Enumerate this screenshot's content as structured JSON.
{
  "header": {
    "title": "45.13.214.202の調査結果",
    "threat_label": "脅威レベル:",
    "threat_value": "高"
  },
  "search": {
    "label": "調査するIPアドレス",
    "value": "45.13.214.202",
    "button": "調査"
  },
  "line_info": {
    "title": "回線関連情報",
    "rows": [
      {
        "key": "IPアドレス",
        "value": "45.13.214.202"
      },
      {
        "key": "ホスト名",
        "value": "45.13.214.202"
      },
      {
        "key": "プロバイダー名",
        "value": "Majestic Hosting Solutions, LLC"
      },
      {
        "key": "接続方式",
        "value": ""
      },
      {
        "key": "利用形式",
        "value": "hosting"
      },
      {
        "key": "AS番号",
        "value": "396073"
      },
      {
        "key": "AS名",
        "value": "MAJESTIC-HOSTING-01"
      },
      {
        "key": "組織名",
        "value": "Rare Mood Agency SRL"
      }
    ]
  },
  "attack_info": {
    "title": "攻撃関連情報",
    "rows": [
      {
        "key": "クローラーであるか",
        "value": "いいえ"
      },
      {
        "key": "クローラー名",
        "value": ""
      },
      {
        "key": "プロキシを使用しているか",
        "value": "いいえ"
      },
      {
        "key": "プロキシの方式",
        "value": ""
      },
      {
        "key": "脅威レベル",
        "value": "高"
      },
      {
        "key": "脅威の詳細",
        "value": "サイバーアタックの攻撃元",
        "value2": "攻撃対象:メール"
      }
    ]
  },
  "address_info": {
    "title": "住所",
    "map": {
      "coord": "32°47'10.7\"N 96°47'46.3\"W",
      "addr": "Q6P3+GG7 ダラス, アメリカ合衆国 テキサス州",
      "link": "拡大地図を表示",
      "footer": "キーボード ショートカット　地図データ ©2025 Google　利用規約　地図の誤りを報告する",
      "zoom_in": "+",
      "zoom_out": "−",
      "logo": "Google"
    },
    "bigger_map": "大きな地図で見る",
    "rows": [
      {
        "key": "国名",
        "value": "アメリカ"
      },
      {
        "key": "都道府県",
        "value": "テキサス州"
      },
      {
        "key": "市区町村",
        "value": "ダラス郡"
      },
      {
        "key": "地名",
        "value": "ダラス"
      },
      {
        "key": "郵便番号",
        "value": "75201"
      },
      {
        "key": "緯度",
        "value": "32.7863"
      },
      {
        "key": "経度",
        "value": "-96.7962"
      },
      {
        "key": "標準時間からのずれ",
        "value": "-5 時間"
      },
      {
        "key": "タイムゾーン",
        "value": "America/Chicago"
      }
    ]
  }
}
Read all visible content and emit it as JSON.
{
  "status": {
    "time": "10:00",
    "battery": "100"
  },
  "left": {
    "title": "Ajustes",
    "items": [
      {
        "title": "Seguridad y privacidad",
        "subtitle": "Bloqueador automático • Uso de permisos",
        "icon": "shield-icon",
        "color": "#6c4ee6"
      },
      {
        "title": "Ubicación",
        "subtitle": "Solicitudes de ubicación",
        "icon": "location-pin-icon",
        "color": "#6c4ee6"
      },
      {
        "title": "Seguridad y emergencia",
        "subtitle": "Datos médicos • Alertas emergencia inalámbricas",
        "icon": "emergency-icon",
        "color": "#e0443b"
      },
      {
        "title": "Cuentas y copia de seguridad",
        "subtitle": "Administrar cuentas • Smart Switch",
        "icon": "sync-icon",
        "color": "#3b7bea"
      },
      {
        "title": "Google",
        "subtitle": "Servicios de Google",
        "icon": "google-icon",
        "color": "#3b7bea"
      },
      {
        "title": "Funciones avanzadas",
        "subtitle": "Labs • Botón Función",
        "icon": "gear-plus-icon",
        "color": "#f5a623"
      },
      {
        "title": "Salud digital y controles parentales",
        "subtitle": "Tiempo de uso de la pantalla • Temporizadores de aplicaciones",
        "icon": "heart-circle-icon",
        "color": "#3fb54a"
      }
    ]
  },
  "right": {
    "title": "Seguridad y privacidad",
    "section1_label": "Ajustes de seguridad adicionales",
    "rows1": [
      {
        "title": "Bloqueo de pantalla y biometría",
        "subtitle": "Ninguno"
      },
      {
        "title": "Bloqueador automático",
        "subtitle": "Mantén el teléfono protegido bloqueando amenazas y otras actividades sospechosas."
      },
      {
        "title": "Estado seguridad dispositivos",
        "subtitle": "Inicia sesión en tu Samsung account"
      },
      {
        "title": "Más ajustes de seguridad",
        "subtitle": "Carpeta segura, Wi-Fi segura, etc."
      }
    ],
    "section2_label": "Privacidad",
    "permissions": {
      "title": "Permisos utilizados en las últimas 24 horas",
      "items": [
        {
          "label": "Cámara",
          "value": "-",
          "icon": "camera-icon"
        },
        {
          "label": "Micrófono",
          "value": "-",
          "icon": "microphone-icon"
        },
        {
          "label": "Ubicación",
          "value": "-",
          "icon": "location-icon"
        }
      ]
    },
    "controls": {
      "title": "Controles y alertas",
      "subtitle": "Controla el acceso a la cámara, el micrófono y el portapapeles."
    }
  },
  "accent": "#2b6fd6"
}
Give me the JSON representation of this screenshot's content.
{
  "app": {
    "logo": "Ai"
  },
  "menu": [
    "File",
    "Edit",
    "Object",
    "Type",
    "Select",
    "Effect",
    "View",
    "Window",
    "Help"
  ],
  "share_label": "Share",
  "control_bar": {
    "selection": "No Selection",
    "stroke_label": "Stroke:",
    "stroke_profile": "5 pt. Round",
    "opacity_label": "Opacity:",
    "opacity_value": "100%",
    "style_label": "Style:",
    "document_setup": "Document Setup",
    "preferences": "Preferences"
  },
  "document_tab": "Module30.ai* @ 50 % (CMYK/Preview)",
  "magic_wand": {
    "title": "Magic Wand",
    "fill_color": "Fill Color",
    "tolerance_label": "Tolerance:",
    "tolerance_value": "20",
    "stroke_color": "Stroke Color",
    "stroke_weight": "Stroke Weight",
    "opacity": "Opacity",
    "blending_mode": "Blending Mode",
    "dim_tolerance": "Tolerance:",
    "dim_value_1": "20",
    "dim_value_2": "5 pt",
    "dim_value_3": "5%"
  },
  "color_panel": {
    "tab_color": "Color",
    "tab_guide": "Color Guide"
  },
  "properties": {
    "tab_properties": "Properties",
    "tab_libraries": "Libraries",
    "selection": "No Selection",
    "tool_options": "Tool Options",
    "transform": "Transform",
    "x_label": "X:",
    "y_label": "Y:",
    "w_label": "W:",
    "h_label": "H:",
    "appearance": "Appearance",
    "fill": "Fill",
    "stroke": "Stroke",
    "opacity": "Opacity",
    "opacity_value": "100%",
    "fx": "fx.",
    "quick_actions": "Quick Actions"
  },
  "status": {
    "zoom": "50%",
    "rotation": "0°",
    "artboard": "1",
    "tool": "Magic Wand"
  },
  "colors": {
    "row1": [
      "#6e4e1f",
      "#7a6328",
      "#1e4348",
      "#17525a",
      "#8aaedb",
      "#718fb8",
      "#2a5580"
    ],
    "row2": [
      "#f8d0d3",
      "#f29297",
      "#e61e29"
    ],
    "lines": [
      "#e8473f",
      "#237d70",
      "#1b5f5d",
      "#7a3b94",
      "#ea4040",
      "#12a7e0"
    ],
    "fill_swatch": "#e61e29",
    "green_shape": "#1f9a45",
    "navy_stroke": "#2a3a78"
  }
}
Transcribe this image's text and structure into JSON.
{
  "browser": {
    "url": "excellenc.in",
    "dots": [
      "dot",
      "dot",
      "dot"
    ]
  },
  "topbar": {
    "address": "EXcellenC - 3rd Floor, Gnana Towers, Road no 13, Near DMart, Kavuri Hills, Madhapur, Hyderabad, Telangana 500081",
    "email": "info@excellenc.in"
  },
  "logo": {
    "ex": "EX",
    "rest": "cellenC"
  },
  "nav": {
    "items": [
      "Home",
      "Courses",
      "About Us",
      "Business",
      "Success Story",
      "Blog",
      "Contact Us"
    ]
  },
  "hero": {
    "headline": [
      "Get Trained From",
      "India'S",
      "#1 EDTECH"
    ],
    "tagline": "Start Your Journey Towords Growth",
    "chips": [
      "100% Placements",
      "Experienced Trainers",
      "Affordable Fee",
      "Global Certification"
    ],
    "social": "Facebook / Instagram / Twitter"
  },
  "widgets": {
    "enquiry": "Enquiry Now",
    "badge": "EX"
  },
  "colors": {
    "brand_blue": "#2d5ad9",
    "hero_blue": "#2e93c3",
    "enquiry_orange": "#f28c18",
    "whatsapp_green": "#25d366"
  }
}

------------------------------------------------

> WHAT YOU WILL DO: Review the material and copy each line in which the word "content" appears.

> TASK SOLUTION:
Enumerate this screenshot's content as structured JSON.
Read all visible content and emit it as JSON.
Give me the JSON representation of this screenshot's content.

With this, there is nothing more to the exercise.